## BEGIN Material for this exercise

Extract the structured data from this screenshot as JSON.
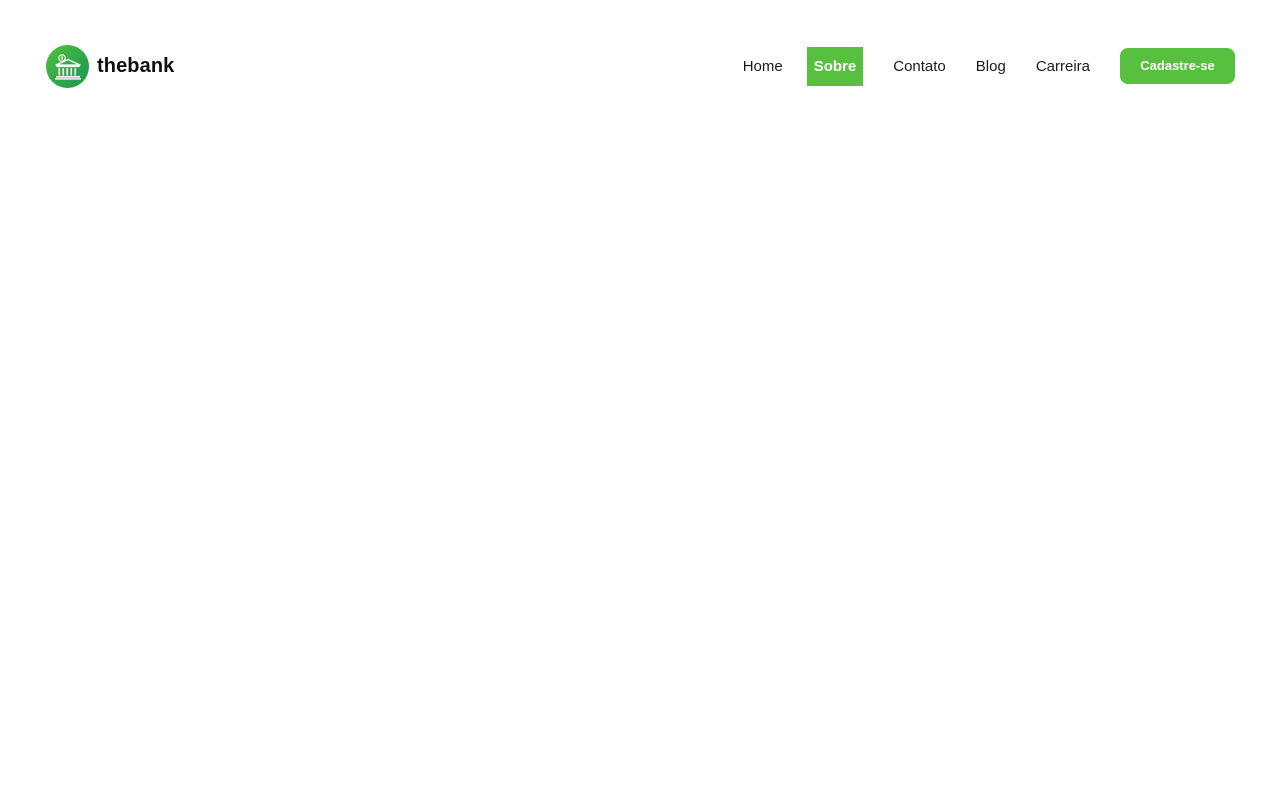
{
  "brand": {
    "name": "thebank",
    "logo_icon": "bank-building-icon",
    "logo_colors": [
      "#56c23b",
      "#1f9a52"
    ]
  },
  "nav": {
    "items": [
      {
        "label": "Home",
        "active": false
      },
      {
        "label": "Sobre",
        "active": true
      },
      {
        "label": "Contato",
        "active": false
      },
      {
        "label": "Blog",
        "active": false
      },
      {
        "label": "Carreira",
        "active": false
      }
    ],
    "cta_label": "Cadastre-se"
  },
  "colors": {
    "accent": "#57c03f",
    "text": "#1b1b1b",
    "background": "#ffffff"
  }
}
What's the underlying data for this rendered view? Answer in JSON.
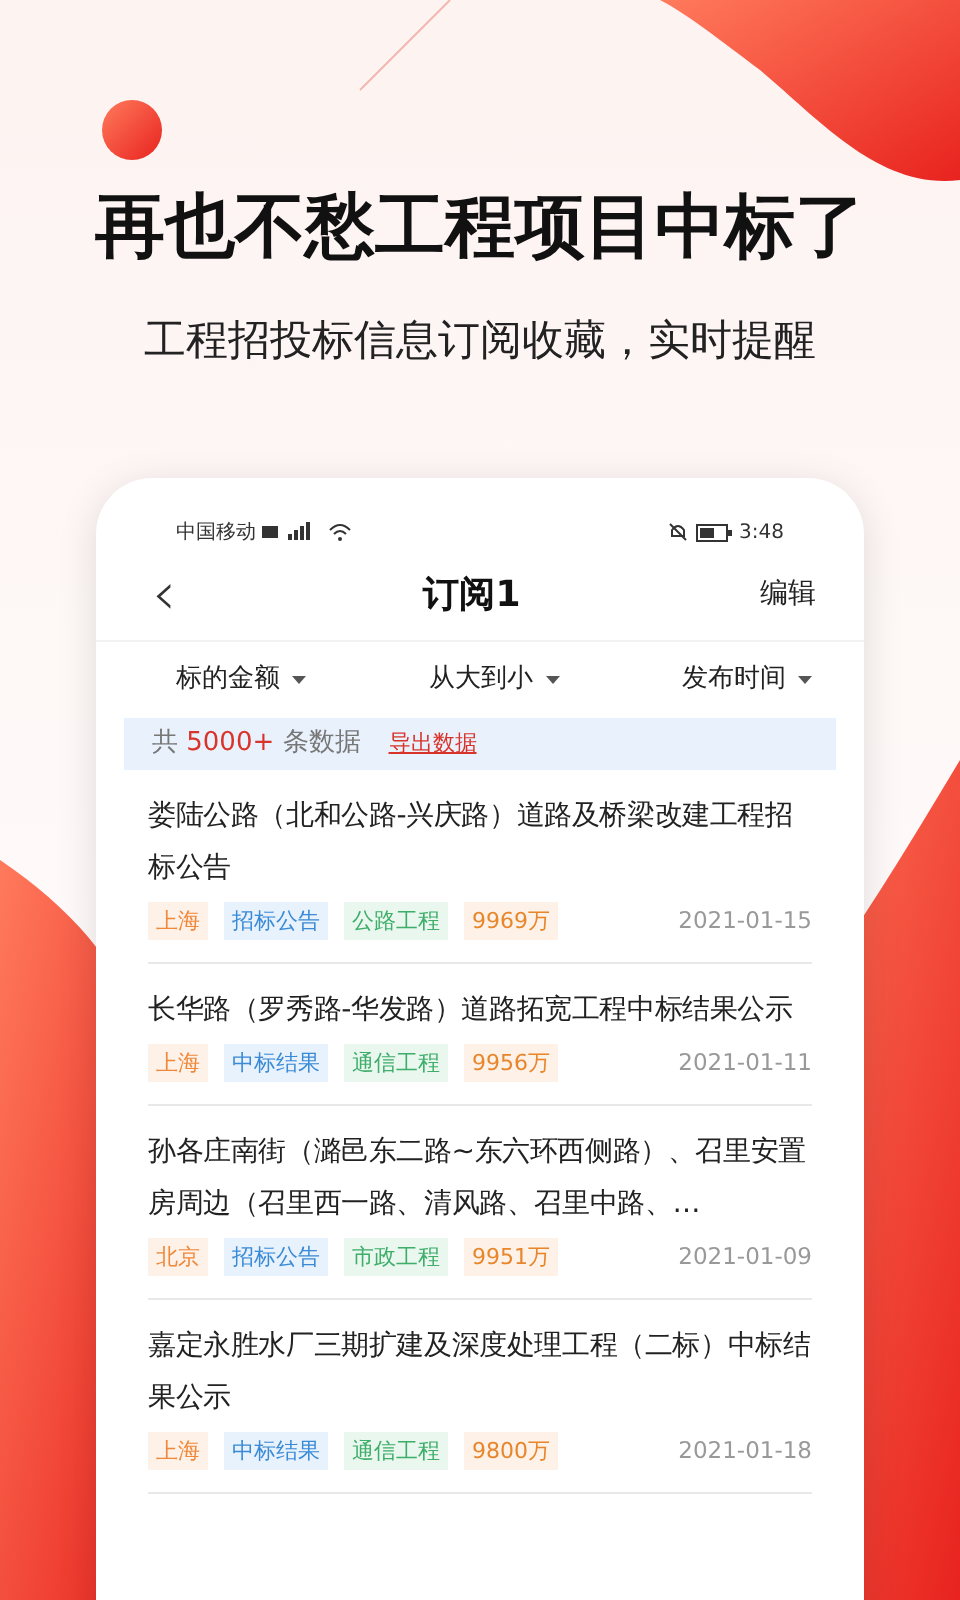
{
  "headline": "再也不愁工程项目中标了",
  "subtitle": "工程招投标信息订阅收藏，实时提醒",
  "status_bar": {
    "carrier": "中国移动",
    "time": "3:48"
  },
  "nav": {
    "back": "‹",
    "title": "订阅1",
    "action": "编辑"
  },
  "filters": [
    {
      "label": "标的金额"
    },
    {
      "label": "从大到小"
    },
    {
      "label": "发布时间"
    }
  ],
  "summary": {
    "prefix": "共",
    "count": "5000+",
    "suffix": "条数据",
    "export": "导出数据"
  },
  "items": [
    {
      "title": "娄陆公路（北和公路-兴庆路）道路及桥梁改建工程招标公告",
      "tags": [
        "上海",
        "招标公告",
        "公路工程",
        "9969万"
      ],
      "date": "2021-01-15"
    },
    {
      "title": "长华路（罗秀路-华发路）道路拓宽工程中标结果公示",
      "tags": [
        "上海",
        "中标结果",
        "通信工程",
        "9956万"
      ],
      "date": "2021-01-11"
    },
    {
      "title": "孙各庄南街（潞邑东二路~东六环西侧路）、召里安置房周边（召里西一路、清风路、召里中路、…",
      "tags": [
        "北京",
        "招标公告",
        "市政工程",
        "9951万"
      ],
      "date": "2021-01-09"
    },
    {
      "title": "嘉定永胜水厂三期扩建及深度处理工程（二标）中标结果公示",
      "tags": [
        "上海",
        "中标结果",
        "通信工程",
        "9800万"
      ],
      "date": "2021-01-18"
    }
  ]
}
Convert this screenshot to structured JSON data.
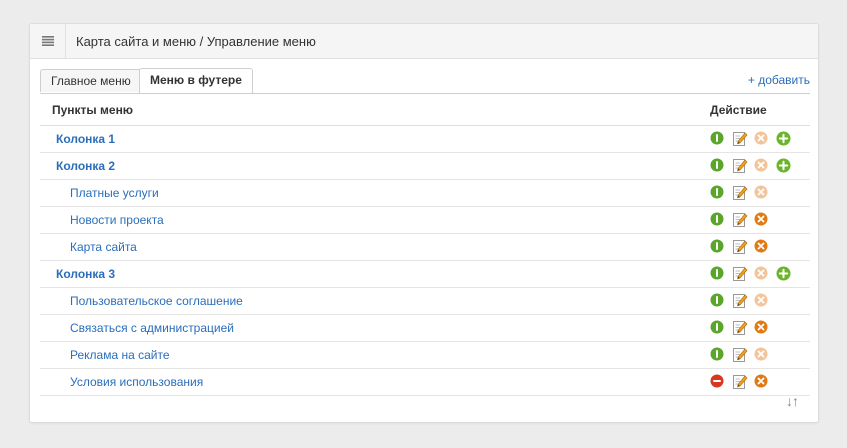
{
  "header": {
    "title": "Карта сайта и меню / Управление меню",
    "menu_icon": "hamburger-icon"
  },
  "tabs": [
    {
      "label": "Главное меню",
      "active": false
    },
    {
      "label": "Меню в футере",
      "active": true
    }
  ],
  "add_link": "+ добавить",
  "table": {
    "columns": [
      "Пункты меню",
      "Действие"
    ],
    "rows": [
      {
        "label": "Колонка 1",
        "level": 0,
        "status": "on",
        "delete": "disabled",
        "add": true
      },
      {
        "label": "Колонка 2",
        "level": 0,
        "status": "on",
        "delete": "disabled",
        "add": true
      },
      {
        "label": "Платные услуги",
        "level": 1,
        "status": "on",
        "delete": "disabled",
        "add": false
      },
      {
        "label": "Новости проекта",
        "level": 1,
        "status": "on",
        "delete": "enabled",
        "add": false
      },
      {
        "label": "Карта сайта",
        "level": 1,
        "status": "on",
        "delete": "enabled",
        "add": false
      },
      {
        "label": "Колонка 3",
        "level": 0,
        "status": "on",
        "delete": "disabled",
        "add": true
      },
      {
        "label": "Пользовательское соглашение",
        "level": 1,
        "status": "on",
        "delete": "disabled",
        "add": false
      },
      {
        "label": "Связаться с администрацией",
        "level": 1,
        "status": "on",
        "delete": "enabled",
        "add": false
      },
      {
        "label": "Реклама на сайте",
        "level": 1,
        "status": "on",
        "delete": "disabled",
        "add": false
      },
      {
        "label": "Условия использования",
        "level": 1,
        "status": "off",
        "delete": "enabled",
        "add": false
      }
    ]
  },
  "sort_icon": "↓↑",
  "colors": {
    "link": "#2a6ebb",
    "status_on": "#5aa62a",
    "status_off": "#d9381e",
    "delete_enabled": "#e07a12",
    "delete_disabled": "#f3c49a",
    "add": "#6bb52b"
  }
}
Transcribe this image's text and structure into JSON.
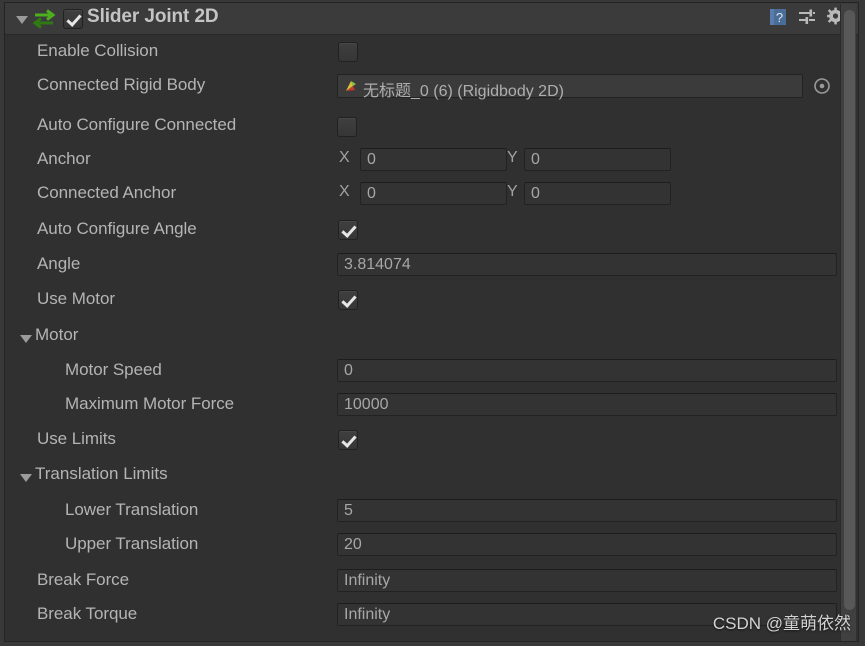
{
  "component": {
    "title": "Slider Joint 2D",
    "enabled": true,
    "icon": "joint-2d-icon",
    "expanded": true
  },
  "header_icons": {
    "help": "help-book-icon",
    "preset": "preset-sliders-icon",
    "settings": "gear-dropdown-icon"
  },
  "rows": {
    "enable_collision": {
      "label": "Enable Collision",
      "checked": false
    },
    "connected_rigid_body": {
      "label": "Connected Rigid Body",
      "value": "无标题_0 (6) (Rigidbody 2D)",
      "icon": "rigidbody-2d-icon",
      "picker": "object-picker-icon"
    },
    "auto_configure_connected": {
      "label": "Auto Configure Connected",
      "checked": false
    },
    "anchor": {
      "label": "Anchor",
      "x_label": "X",
      "x": "0",
      "y_label": "Y",
      "y": "0"
    },
    "connected_anchor": {
      "label": "Connected Anchor",
      "x_label": "X",
      "x": "0",
      "y_label": "Y",
      "y": "0"
    },
    "auto_configure_angle": {
      "label": "Auto Configure Angle",
      "checked": true
    },
    "angle": {
      "label": "Angle",
      "value": "3.814074"
    },
    "use_motor": {
      "label": "Use Motor",
      "checked": true
    },
    "motor_group": {
      "label": "Motor",
      "expanded": true
    },
    "motor_speed": {
      "label": "Motor Speed",
      "value": "0"
    },
    "maximum_motor_force": {
      "label": "Maximum Motor Force",
      "value": "10000"
    },
    "use_limits": {
      "label": "Use Limits",
      "checked": true
    },
    "translation_limits_group": {
      "label": "Translation Limits",
      "expanded": true
    },
    "lower_translation": {
      "label": "Lower Translation",
      "value": "5"
    },
    "upper_translation": {
      "label": "Upper Translation",
      "value": "20"
    },
    "break_force": {
      "label": "Break Force",
      "value": "Infinity"
    },
    "break_torque": {
      "label": "Break Torque",
      "value": "Infinity"
    }
  },
  "watermark": "CSDN @童萌依然",
  "colors": {
    "panel_bg": "#303030",
    "header_bg": "#3b3b3b",
    "label_text": "#b4b4b4",
    "value_text": "#a7a7a7",
    "field_bg": "#333333",
    "joint_icon_green": "#4caf1e"
  }
}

## END Material for this exercise

**Given exercise**. Restate word for word only the lines from the one with "Transcribe this image's" through the last line of the material, both included. Any picture should be left out.

**Full output**.
Transcribe this image's text and structure into JSON.
{
  "component": {
    "title": "Slider Joint 2D",
    "enabled": true,
    "icon": "joint-2d-icon",
    "expanded": true
  },
  "header_icons": {
    "help": "help-book-icon",
    "preset": "preset-sliders-icon",
    "settings": "gear-dropdown-icon"
  },
  "rows": {
    "enable_collision": {
      "label": "Enable Collision",
      "checked": false
    },
    "connected_rigid_body": {
      "label": "Connected Rigid Body",
      "value": "无标题_0 (6) (Rigidbody 2D)",
      "icon": "rigidbody-2d-icon",
      "picker": "object-picker-icon"
    },
    "auto_configure_connected": {
      "label": "Auto Configure Connected",
      "checked": false
    },
    "anchor": {
      "label": "Anchor",
      "x_label": "X",
      "x": "0",
      "y_label": "Y",
      "y": "0"
    },
    "connected_anchor": {
      "label": "Connected Anchor",
      "x_label": "X",
      "x": "0",
      "y_label": "Y",
      "y": "0"
    },
    "auto_configure_angle": {
      "label": "Auto Configure Angle",
      "checked": true
    },
    "angle": {
      "label": "Angle",
      "value": "3.814074"
    },
    "use_motor": {
      "label": "Use Motor",
      "checked": true
    },
    "motor_group": {
      "label": "Motor",
      "expanded": true
    },
    "motor_speed": {
      "label": "Motor Speed",
      "value": "0"
    },
    "maximum_motor_force": {
      "label": "Maximum Motor Force",
      "value": "10000"
    },
    "use_limits": {
      "label": "Use Limits",
      "checked": true
    },
    "translation_limits_group": {
      "label": "Translation Limits",
      "expanded": true
    },
    "lower_translation": {
      "label": "Lower Translation",
      "value": "5"
    },
    "upper_translation": {
      "label": "Upper Translation",
      "value": "20"
    },
    "break_force": {
      "label": "Break Force",
      "value": "Infinity"
    },
    "break_torque": {
      "label": "Break Torque",
      "value": "Infinity"
    }
  },
  "watermark": "CSDN @童萌依然",
  "colors": {
    "panel_bg": "#303030",
    "header_bg": "#3b3b3b",
    "label_text": "#b4b4b4",
    "value_text": "#a7a7a7",
    "field_bg": "#333333",
    "joint_icon_green": "#4caf1e"
  }
}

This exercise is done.